● THE INPUT:
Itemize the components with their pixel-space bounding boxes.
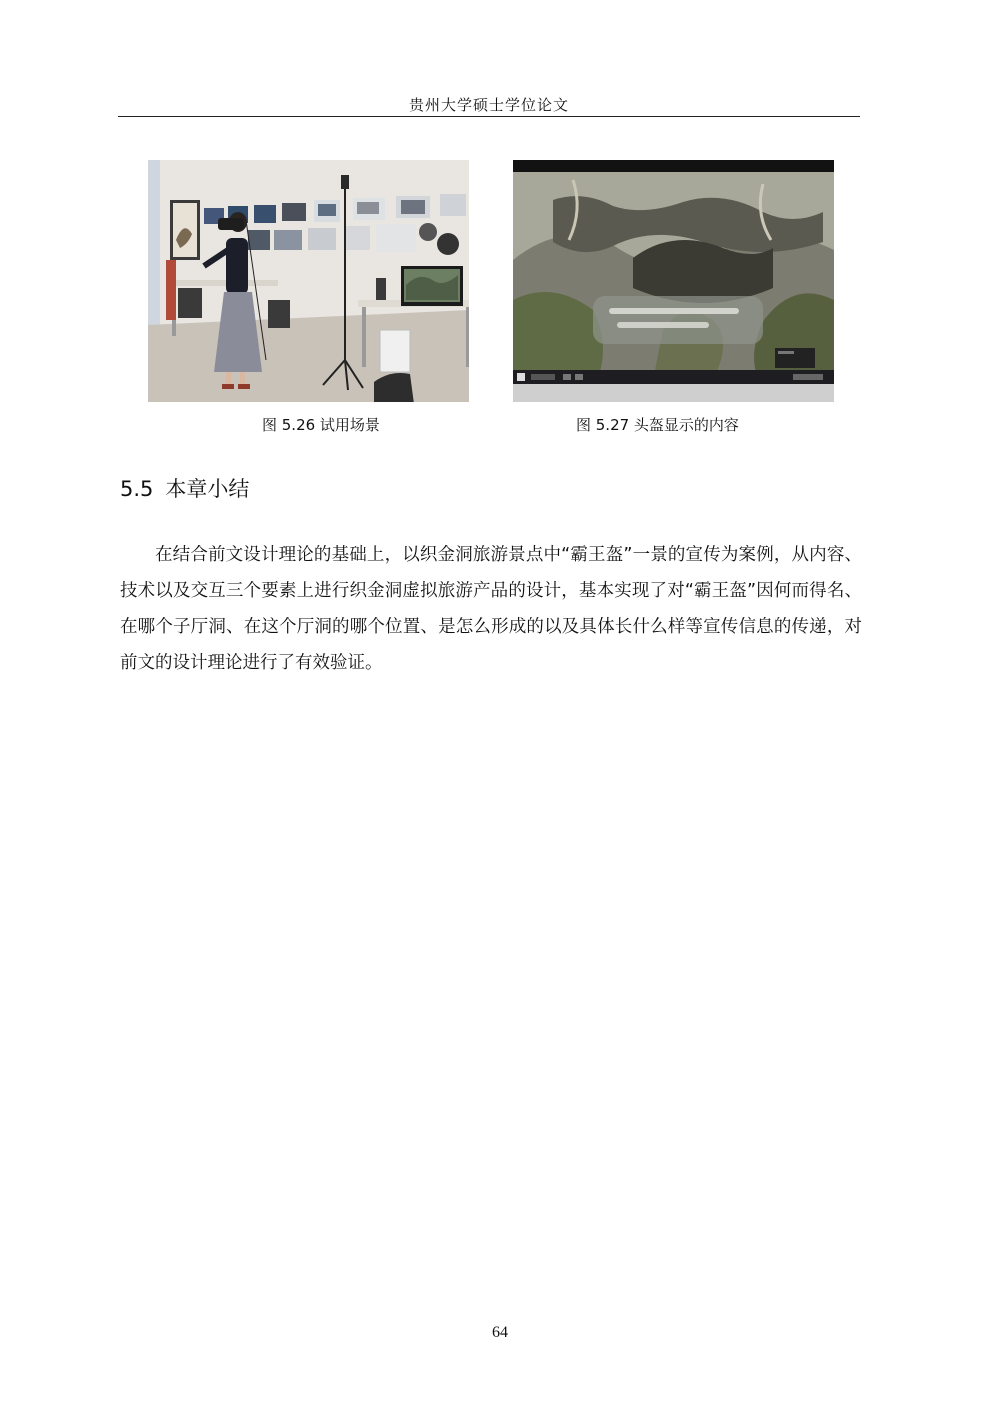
page-number: 64 — [492, 1324, 508, 1341]
headset-display-image — [513, 160, 834, 402]
running-header: 贵州大学硕士学位论文 — [408, 96, 569, 114]
vr-trial-scene-image — [148, 160, 469, 402]
section-heading — [120, 473, 249, 503]
figure-caption-5-26: 图 5.26 试用场景 — [262, 416, 380, 434]
section-title: 本章小结 — [165, 477, 250, 501]
body-paragraph: 在结合前文设计理论的基础上，以织金洞旅游景点中“霸王盔”一景的宣传为案例，从内容、技术以及交互三个要素上进行织金洞虚拟旅游产品的设计，基本实现了对“霸王盔”因何而得名、在哪个子厅洞、在这个厅洞的哪个位置、是怎么形成的以及具体长什么样等宣传信息的传递，对前文的设计理论进行了有效验证。 — [120, 545, 862, 673]
figure-caption-5-27: 图 5.27 头盔显示的内容 — [576, 416, 739, 434]
figure-headset-display — [513, 160, 834, 402]
header-rule — [118, 116, 860, 117]
section-number: 5.5 — [120, 477, 154, 501]
figure-vr-trial-scene — [148, 160, 469, 402]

● TASK DIRECTIONS:
Reproduce the listing above word for word, leaving out the picture.

● TASK ANSWER:
Itemize the components with their pixel-space bounding boxes.
page-number: 64 — [492, 1324, 508, 1341]
headset-display-image — [513, 160, 834, 402]
running-header: 贵州大学硕士学位论文 — [408, 96, 569, 114]
vr-trial-scene-image — [148, 160, 469, 402]
section-heading — [120, 473, 249, 503]
figure-caption-5-26: 图 5.26 试用场景 — [262, 416, 380, 434]
section-title: 本章小结 — [165, 477, 250, 501]
body-paragraph: 在结合前文设计理论的基础上，以织金洞旅游景点中“霸王盔”一景的宣传为案例，从内容、技术以及交互三个要素上进行织金洞虚拟旅游产品的设计，基本实现了对“霸王盔”因何而得名、在哪个子厅洞、在这个厅洞的哪个位置、是怎么形成的以及具体长什么样等宣传信息的传递，对前文的设计理论进行了有效验证。 — [120, 545, 862, 673]
figure-caption-5-27: 图 5.27 头盔显示的内容 — [576, 416, 739, 434]
figure-headset-display — [513, 160, 834, 402]
header-rule — [118, 116, 860, 117]
section-number: 5.5 — [120, 477, 154, 501]
figure-vr-trial-scene — [148, 160, 469, 402]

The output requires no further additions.